▶ **To do**
Make an exact copy of all the entries, with the pictures left out.

▶ **Given records**
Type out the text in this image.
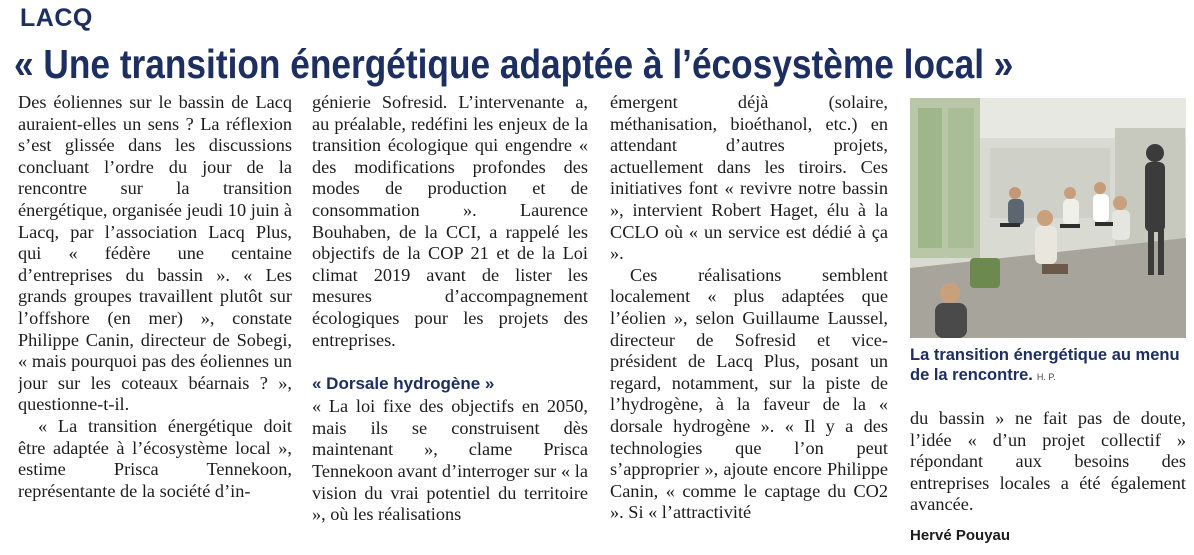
LACQ
« Une transition énergétique adaptée à l’écosystème local »

Des éoliennes sur le bassin de Lacq auraient-elles un sens ? La réflexion s’est glissée dans les discussions concluant l’ordre du jour de la rencontre sur la transition énergétique, organisée jeudi 10 juin à Lacq, par l’association Lacq Plus, qui « fédère une centaine d’entreprises du bassin ». « Les grands groupes travaillent plutôt sur l’offshore (en mer) », constate Philippe Canin, directeur de Sobegi, « mais pourquoi pas des éoliennes un jour sur les coteaux béarnais ? », questionne-t-il.

« La transition énergétique doit être adaptée à l’écosystème local », estime Prisca Tennekoon, représentante de la société d’in-

génierie Sofresid. L’intervenante a, au préalable, redéfini les enjeux de la transition écologique qui engendre « des modifications profondes des modes de production et de consommation ». Laurence Bouhaben, de la CCI, a rappelé les objectifs de la COP 21 et de la Loi climat 2019 avant de lister les mesures d’accompagnement écologiques pour les projets des entreprises.

« Dorsale hydrogène »

« La loi fixe des objectifs en 2050, mais ils se construisent dès maintenant », clame Prisca Tennekoon avant d’interroger sur « la vision du vrai potentiel du territoire », où les réalisations

émergent déjà (solaire, méthanisation, bioéthanol, etc.) en attendant d’autres projets, actuellement dans les tiroirs. Ces initiatives font « revivre notre bassin », intervient Robert Haget, élu à la CCLO où « un service est dédié à ça ».

Ces réalisations semblent localement « plus adaptées que l’éolien », selon Guillaume Laussel, directeur de Sofresid et vice-président de Lacq Plus, posant un regard, notamment, sur la piste de l’hydrogène, à la faveur de la « dorsale hydrogène ». « Il y a des technologies que l’on peut s’approprier », ajoute encore Philippe Canin, « comme le captage du CO2 ». Si « l’attractivité

La transition énergétique au menu de la rencontre. H. P.

du bassin » ne fait pas de doute, l’idée « d’un projet collectif » répondant aux besoins des entreprises locales a été également avancée.

Hervé Pouyau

▶ **Result of the exercise**
Type out the text in this image.
LACQ
« Une transition énergétique adaptée à l’écosystème local »

Des éoliennes sur le bassin de Lacq auraient-elles un sens ? La réflexion s’est glissée dans les discussions concluant l’ordre du jour de la rencontre sur la transition énergétique, organisée jeudi 10 juin à Lacq, par l’association Lacq Plus, qui « fédère une centaine d’entreprises du bassin ». « Les grands groupes travaillent plutôt sur l’offshore (en mer) », constate Philippe Canin, directeur de Sobegi, « mais pourquoi pas des éoliennes un jour sur les coteaux béarnais ? », questionne-t-il.

« La transition énergétique doit être adaptée à l’écosystème local », estime Prisca Tennekoon, représentante de la société d’in-

génierie Sofresid. L’intervenante a, au préalable, redéfini les enjeux de la transition écologique qui engendre « des modifications profondes des modes de production et de consommation ». Laurence Bouhaben, de la CCI, a rappelé les objectifs de la COP 21 et de la Loi climat 2019 avant de lister les mesures d’accompagnement écologiques pour les projets des entreprises.

« Dorsale hydrogène »

« La loi fixe des objectifs en 2050, mais ils se construisent dès maintenant », clame Prisca Tennekoon avant d’interroger sur « la vision du vrai potentiel du territoire », où les réalisations

émergent déjà (solaire, méthanisation, bioéthanol, etc.) en attendant d’autres projets, actuellement dans les tiroirs. Ces initiatives font « revivre notre bassin », intervient Robert Haget, élu à la CCLO où « un service est dédié à ça ».

Ces réalisations semblent localement « plus adaptées que l’éolien », selon Guillaume Laussel, directeur de Sofresid et vice-président de Lacq Plus, posant un regard, notamment, sur la piste de l’hydrogène, à la faveur de la « dorsale hydrogène ». « Il y a des technologies que l’on peut s’approprier », ajoute encore Philippe Canin, « comme le captage du CO2 ». Si « l’attractivité

La transition énergétique au menu de la rencontre. H. P.

du bassin » ne fait pas de doute, l’idée « d’un projet collectif » répondant aux besoins des entreprises locales a été également avancée.

Hervé Pouyau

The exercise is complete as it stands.